-- Data follows --

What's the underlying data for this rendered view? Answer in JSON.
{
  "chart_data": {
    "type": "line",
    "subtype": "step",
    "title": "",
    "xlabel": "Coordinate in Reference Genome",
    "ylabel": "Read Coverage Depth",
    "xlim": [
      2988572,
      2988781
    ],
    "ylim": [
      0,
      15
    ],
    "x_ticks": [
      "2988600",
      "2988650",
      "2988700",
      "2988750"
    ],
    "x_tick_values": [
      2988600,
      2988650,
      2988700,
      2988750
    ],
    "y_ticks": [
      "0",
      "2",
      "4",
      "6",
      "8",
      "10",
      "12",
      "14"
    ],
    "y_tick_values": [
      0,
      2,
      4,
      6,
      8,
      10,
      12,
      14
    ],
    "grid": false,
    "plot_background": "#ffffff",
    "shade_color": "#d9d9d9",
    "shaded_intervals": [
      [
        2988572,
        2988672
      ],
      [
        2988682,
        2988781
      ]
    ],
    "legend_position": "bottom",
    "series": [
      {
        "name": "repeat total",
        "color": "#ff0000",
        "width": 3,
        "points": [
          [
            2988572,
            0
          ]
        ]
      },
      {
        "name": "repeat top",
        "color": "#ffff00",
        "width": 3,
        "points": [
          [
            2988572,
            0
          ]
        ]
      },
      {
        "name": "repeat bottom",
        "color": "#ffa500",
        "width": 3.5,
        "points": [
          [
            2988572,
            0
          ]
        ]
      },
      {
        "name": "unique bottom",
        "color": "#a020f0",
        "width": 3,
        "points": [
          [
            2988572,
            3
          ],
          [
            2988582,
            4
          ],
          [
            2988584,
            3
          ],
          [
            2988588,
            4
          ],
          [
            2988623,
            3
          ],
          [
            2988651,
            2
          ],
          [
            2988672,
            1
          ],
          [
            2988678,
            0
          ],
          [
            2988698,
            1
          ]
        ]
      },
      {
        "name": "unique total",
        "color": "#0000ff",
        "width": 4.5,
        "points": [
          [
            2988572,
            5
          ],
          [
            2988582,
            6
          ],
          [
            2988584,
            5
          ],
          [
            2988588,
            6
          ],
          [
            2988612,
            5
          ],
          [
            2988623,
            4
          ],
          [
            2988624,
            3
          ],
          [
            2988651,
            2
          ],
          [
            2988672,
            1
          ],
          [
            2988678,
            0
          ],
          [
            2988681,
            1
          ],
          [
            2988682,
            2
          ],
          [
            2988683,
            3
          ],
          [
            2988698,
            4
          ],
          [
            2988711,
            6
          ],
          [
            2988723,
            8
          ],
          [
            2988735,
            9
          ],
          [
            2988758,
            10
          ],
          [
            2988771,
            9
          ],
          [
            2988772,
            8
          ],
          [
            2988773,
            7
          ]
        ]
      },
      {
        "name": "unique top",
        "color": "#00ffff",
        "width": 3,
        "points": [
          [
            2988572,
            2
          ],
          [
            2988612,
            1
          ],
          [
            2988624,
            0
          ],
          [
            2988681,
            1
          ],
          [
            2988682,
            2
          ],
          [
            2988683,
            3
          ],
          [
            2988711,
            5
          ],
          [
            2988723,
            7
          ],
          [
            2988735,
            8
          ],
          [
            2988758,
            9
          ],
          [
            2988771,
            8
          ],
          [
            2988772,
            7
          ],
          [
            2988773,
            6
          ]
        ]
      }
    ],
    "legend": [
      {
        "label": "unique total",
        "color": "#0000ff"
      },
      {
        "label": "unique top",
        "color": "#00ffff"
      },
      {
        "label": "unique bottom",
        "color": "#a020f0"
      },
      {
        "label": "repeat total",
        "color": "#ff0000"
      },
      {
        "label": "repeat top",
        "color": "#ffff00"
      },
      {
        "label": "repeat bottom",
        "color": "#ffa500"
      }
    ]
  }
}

-- Data concluded --

= Description of the task =
From the records given above, copy all lines containing "unique".

= Response =
        "name": "unique bottom",
        "name": "unique total",
        "name": "unique top",
        "label": "unique total",
        "label": "unique top",
        "label": "unique bottom",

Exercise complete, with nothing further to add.